### GIVEN REQUEST
Select every line holding the word "degrees" and copy it.

** START OF ENTRIES PROVIDED **

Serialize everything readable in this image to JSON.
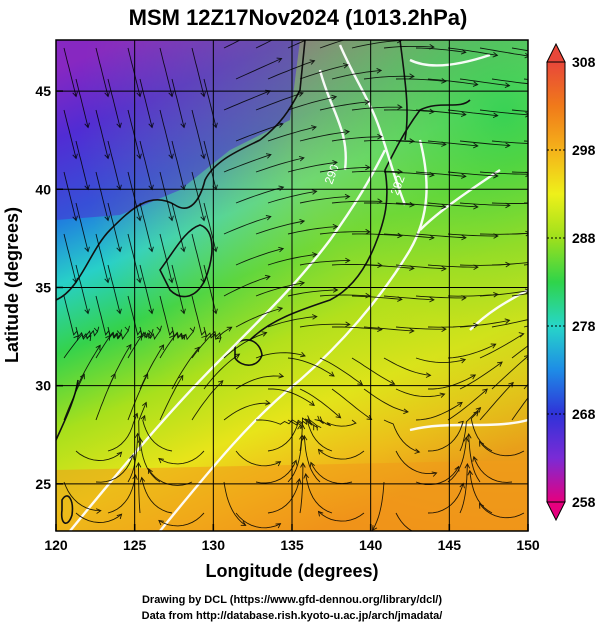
{
  "title": "MSM 12Z17Nov2024 (1013.2hPa)",
  "x_axis": {
    "label": "Longitude (degrees)",
    "range": [
      120,
      150
    ],
    "ticks": [
      "120",
      "125",
      "130",
      "135",
      "140",
      "145",
      "150"
    ]
  },
  "y_axis": {
    "label": "Latitude  (degrees)",
    "range": [
      22.6,
      47.6
    ],
    "ticks": [
      "25",
      "30",
      "35",
      "40",
      "45"
    ]
  },
  "colorbar": {
    "range": [
      258,
      308
    ],
    "ticks": [
      "258",
      "268",
      "278",
      "288",
      "298",
      "308"
    ],
    "colors": [
      "#e6007e",
      "#7a2bd6",
      "#2f32d8",
      "#1e8ce6",
      "#27d6c8",
      "#2fd44a",
      "#9ee01c",
      "#eef01a",
      "#f5b21a",
      "#f07a1a",
      "#e8473a"
    ]
  },
  "contour_labels": [
    "290",
    "292"
  ],
  "credits": {
    "line1": "Drawing by DCL (https://www.gfd-dennou.org/library/dcl/)",
    "line2": "Data from http://database.rish.kyoto-u.ac.jp/arch/jmadata/"
  }
}
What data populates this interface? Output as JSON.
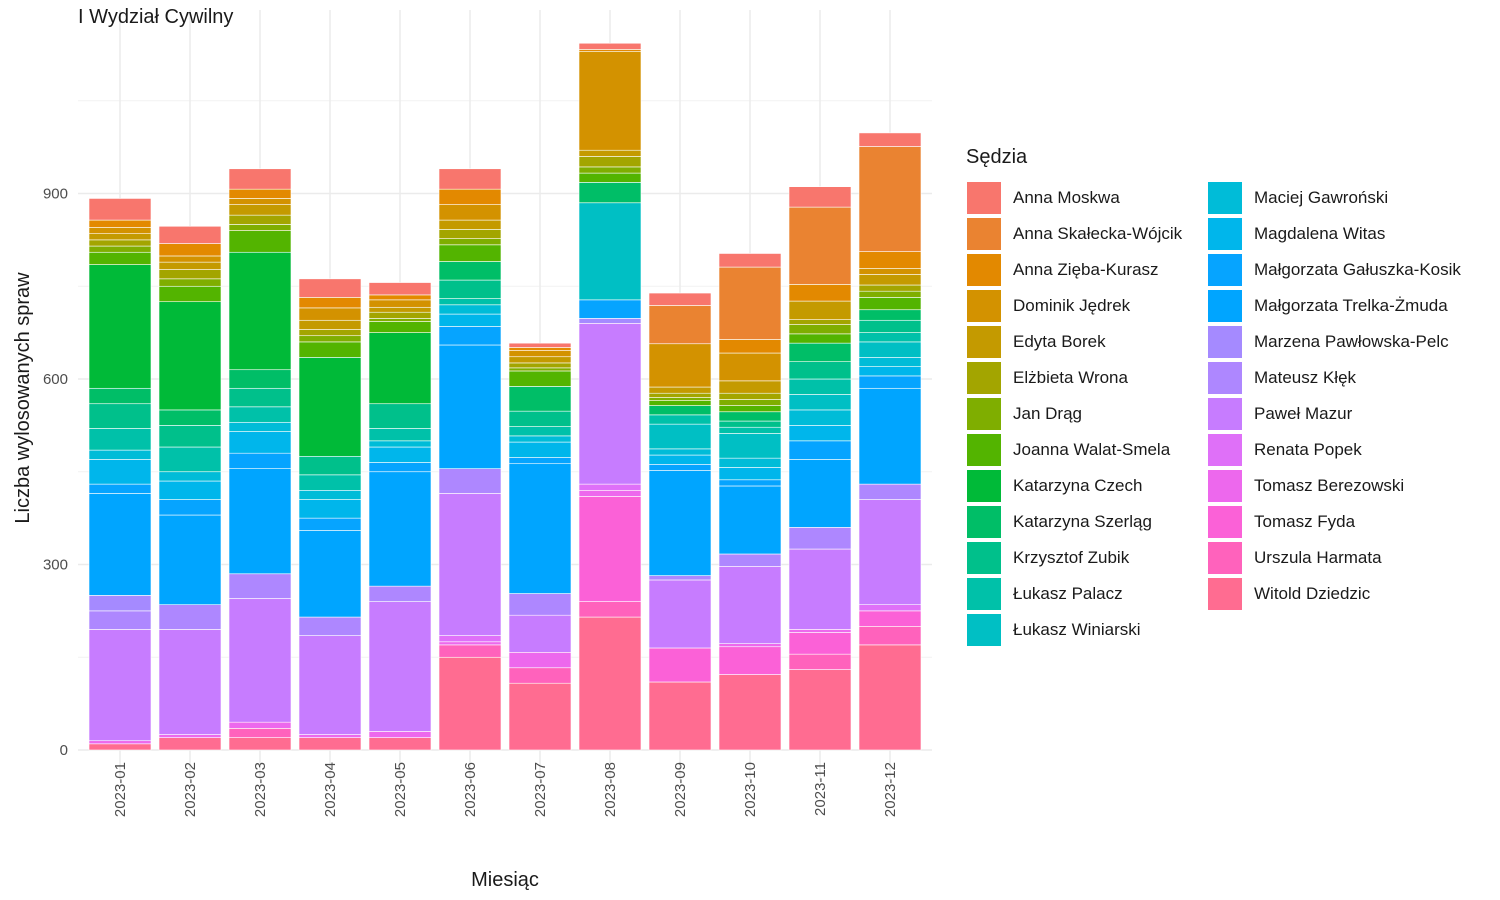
{
  "chart_data": {
    "type": "bar",
    "stacked": true,
    "title": "I Wydział Cywilny",
    "xlabel": "Miesiąc",
    "ylabel": "Liczba wylosowanych spraw",
    "ylim": [
      0,
      1180
    ],
    "yticks": [
      0,
      300,
      600,
      900
    ],
    "grid": true,
    "legend_title": "Sędzia",
    "legend_position": "right",
    "categories": [
      "2023-01",
      "2023-02",
      "2023-03",
      "2023-04",
      "2023-05",
      "2023-06",
      "2023-07",
      "2023-08",
      "2023-09",
      "2023-10",
      "2023-11",
      "2023-12"
    ],
    "series": [
      {
        "name": "Anna Moskwa",
        "color": "#F8766D",
        "values": [
          35,
          28,
          33,
          30,
          20,
          33,
          7,
          10,
          20,
          22,
          33,
          22
        ]
      },
      {
        "name": "Anna Skałecka-Wójcik",
        "color": "#EA8331",
        "values": [
          0,
          0,
          0,
          0,
          0,
          0,
          0,
          0,
          62,
          117,
          125,
          170
        ]
      },
      {
        "name": "Anna Zięba-Kurasz",
        "color": "#E38900",
        "values": [
          12,
          20,
          15,
          17,
          8,
          25,
          5,
          3,
          0,
          22,
          27,
          27
        ]
      },
      {
        "name": "Dominik Jędrek",
        "color": "#D39200",
        "values": [
          10,
          10,
          10,
          20,
          12,
          25,
          10,
          160,
          70,
          45,
          0,
          10
        ]
      },
      {
        "name": "Edyta Borek",
        "color": "#C49A00",
        "values": [
          10,
          12,
          17,
          15,
          8,
          15,
          10,
          10,
          10,
          20,
          30,
          17
        ]
      },
      {
        "name": "Elżbieta Wrona",
        "color": "#A3A500",
        "values": [
          10,
          15,
          15,
          10,
          10,
          15,
          8,
          17,
          7,
          10,
          8,
          10
        ]
      },
      {
        "name": "Jan Drąg",
        "color": "#7FAE00",
        "values": [
          10,
          12,
          10,
          10,
          5,
          10,
          5,
          10,
          5,
          10,
          15,
          10
        ]
      },
      {
        "name": "Joanna Walat-Smela",
        "color": "#53B400",
        "values": [
          20,
          25,
          35,
          25,
          18,
          27,
          25,
          15,
          8,
          10,
          15,
          20
        ]
      },
      {
        "name": "Katarzyna Czech",
        "color": "#00BA38",
        "values": [
          200,
          175,
          190,
          160,
          115,
          0,
          0,
          0,
          0,
          0,
          0,
          0
        ]
      },
      {
        "name": "Katarzyna Szerląg",
        "color": "#00BE67",
        "values": [
          25,
          25,
          30,
          0,
          0,
          30,
          40,
          33,
          15,
          15,
          30,
          17
        ]
      },
      {
        "name": "Krzysztof Zubik",
        "color": "#00C08B",
        "values": [
          40,
          35,
          30,
          30,
          40,
          30,
          25,
          0,
          0,
          10,
          28,
          20
        ]
      },
      {
        "name": "Łukasz Palacz",
        "color": "#00C1A9",
        "values": [
          35,
          40,
          25,
          25,
          20,
          10,
          15,
          0,
          15,
          10,
          25,
          15
        ]
      },
      {
        "name": "Łukasz Winiarski",
        "color": "#00BFC4",
        "values": [
          0,
          0,
          0,
          0,
          0,
          0,
          0,
          157,
          40,
          40,
          25,
          25
        ]
      },
      {
        "name": "Maciej Gawroński",
        "color": "#00BCD8",
        "values": [
          15,
          15,
          15,
          15,
          10,
          15,
          10,
          0,
          10,
          15,
          25,
          15
        ]
      },
      {
        "name": "Magdalena Witas",
        "color": "#00B6EB",
        "values": [
          40,
          30,
          35,
          30,
          25,
          20,
          25,
          0,
          15,
          20,
          25,
          15
        ]
      },
      {
        "name": "Małgorzata Gałuszka-Kosik",
        "color": "#06A4FF",
        "values": [
          15,
          25,
          25,
          20,
          15,
          30,
          10,
          30,
          10,
          10,
          30,
          20
        ]
      },
      {
        "name": "Małgorzata Trelka-Żmuda",
        "color": "#00A5FF",
        "values": [
          165,
          145,
          170,
          140,
          185,
          200,
          210,
          0,
          170,
          110,
          110,
          155
        ]
      },
      {
        "name": "Marzena Pawłowska-Pelc",
        "color": "#A58AFF",
        "values": [
          25,
          0,
          0,
          0,
          0,
          0,
          0,
          8,
          0,
          0,
          0,
          0
        ]
      },
      {
        "name": "Mateusz Kłęk",
        "color": "#AE87FF",
        "values": [
          30,
          40,
          40,
          30,
          25,
          40,
          35,
          0,
          7,
          20,
          35,
          25
        ]
      },
      {
        "name": "Paweł Mazur",
        "color": "#C77CFF",
        "values": [
          180,
          170,
          200,
          160,
          210,
          230,
          60,
          260,
          110,
          125,
          130,
          170
        ]
      },
      {
        "name": "Renata Popek",
        "color": "#DF70F8",
        "values": [
          0,
          0,
          0,
          0,
          0,
          10,
          0,
          10,
          0,
          0,
          0,
          10
        ]
      },
      {
        "name": "Tomasz Berezowski",
        "color": "#ED68ED",
        "values": [
          5,
          5,
          10,
          5,
          10,
          5,
          25,
          10,
          0,
          5,
          5,
          0
        ]
      },
      {
        "name": "Tomasz Fyda",
        "color": "#FB61D7",
        "values": [
          0,
          0,
          0,
          0,
          0,
          0,
          0,
          170,
          55,
          45,
          35,
          25
        ]
      },
      {
        "name": "Urszula Harmata",
        "color": "#FF62BC",
        "values": [
          0,
          0,
          15,
          0,
          0,
          20,
          25,
          25,
          0,
          0,
          25,
          30
        ]
      },
      {
        "name": "Witold Dziedzic",
        "color": "#FF6C91",
        "values": [
          10,
          20,
          20,
          20,
          20,
          150,
          108,
          215,
          110,
          122,
          130,
          170
        ]
      }
    ]
  }
}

** END OF ENTRIES PROVIDED **

### RESULT OF THIS TASK
    "label": "Longitude (degrees)",
    "label": "Latitude  (degrees)",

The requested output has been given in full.